### PROMPT
Read the records and gather each line that includes "JavaScript".

### EXCERPTED RECORDS
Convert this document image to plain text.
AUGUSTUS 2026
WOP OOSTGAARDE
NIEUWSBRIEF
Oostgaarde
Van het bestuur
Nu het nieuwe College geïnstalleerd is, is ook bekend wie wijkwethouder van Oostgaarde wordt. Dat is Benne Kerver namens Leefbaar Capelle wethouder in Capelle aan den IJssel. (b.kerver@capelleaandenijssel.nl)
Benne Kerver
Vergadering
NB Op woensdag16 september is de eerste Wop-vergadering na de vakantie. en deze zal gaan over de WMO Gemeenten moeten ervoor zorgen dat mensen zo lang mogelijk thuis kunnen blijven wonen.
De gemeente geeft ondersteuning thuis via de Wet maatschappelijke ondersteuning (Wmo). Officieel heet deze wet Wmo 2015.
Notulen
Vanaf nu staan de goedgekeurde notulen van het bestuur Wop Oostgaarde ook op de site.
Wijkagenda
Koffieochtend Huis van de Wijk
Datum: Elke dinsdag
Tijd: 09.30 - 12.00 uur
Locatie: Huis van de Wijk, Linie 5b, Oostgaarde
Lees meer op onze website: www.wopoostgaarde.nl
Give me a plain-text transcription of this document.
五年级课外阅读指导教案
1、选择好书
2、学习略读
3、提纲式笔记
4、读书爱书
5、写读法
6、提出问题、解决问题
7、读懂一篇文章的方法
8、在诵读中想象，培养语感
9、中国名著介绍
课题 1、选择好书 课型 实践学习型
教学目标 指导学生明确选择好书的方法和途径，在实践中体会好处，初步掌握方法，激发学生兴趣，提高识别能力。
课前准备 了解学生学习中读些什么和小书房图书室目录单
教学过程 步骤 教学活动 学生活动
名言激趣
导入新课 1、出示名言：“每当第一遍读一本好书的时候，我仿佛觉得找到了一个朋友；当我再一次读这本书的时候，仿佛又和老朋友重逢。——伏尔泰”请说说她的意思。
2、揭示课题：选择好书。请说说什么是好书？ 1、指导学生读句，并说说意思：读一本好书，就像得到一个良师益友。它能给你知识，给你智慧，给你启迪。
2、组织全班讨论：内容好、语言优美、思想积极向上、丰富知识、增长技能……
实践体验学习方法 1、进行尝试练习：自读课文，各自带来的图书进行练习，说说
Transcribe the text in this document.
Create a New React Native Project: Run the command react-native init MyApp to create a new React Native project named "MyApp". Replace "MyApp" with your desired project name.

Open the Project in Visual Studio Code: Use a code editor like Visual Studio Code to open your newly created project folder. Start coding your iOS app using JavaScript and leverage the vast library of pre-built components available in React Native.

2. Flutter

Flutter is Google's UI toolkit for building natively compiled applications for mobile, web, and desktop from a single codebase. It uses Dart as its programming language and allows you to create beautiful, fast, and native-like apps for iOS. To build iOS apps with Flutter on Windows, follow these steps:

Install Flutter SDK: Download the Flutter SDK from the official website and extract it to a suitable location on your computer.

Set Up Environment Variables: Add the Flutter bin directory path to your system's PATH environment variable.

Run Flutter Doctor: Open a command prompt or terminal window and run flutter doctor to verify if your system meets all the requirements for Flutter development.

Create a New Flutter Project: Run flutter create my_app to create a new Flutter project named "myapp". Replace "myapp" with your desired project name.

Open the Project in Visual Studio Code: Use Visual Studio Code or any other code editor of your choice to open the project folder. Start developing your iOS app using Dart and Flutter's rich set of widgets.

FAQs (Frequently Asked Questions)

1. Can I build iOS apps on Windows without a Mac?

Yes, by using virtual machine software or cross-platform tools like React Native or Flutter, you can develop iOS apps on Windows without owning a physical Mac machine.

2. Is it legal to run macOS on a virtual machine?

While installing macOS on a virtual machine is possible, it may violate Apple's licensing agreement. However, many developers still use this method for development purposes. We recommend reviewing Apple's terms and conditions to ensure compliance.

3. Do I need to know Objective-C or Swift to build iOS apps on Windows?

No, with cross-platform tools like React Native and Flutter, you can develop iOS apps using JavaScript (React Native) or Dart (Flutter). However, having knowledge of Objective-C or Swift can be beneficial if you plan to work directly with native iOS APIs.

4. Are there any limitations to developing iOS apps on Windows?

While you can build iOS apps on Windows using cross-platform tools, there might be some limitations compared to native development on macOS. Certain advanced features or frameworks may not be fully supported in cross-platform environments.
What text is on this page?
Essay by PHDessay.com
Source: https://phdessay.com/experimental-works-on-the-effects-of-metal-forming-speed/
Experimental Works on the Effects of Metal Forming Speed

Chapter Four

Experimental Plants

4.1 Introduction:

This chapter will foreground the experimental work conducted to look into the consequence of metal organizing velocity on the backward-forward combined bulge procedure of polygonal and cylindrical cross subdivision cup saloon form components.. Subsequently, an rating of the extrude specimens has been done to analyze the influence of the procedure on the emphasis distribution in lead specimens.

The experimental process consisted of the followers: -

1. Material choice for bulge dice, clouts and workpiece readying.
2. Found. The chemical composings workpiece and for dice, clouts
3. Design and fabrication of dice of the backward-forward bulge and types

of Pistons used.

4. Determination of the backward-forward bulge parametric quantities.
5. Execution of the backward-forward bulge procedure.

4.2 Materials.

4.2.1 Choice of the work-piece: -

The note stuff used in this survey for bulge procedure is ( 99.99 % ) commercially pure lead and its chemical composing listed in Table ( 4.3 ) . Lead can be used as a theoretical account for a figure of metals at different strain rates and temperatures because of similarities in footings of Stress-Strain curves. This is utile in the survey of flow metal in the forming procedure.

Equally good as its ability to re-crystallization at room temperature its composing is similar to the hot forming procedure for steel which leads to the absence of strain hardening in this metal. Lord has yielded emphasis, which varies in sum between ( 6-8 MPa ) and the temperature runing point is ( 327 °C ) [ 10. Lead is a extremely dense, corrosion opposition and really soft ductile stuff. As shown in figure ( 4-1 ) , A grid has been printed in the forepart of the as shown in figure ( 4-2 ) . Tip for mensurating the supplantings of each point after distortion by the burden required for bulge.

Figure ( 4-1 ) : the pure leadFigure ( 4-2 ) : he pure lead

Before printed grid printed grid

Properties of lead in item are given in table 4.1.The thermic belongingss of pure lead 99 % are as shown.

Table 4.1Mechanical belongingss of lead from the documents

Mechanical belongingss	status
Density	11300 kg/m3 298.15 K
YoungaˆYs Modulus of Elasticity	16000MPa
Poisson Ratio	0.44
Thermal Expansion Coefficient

### COMPLETED EXERCISE
Open the Project in Visual Studio Code: Use a code editor like Visual Studio Code to open your newly created project folder. Start coding your iOS app using JavaScript and leverage the vast library of pre-built components available in React Native.
No, with cross-platform tools like React Native and Flutter, you can develop iOS apps using JavaScript (React Native) or Dart (Flutter). However, having knowledge of Objective-C or Swift can be beneficial if you plan to work directly with native iOS APIs.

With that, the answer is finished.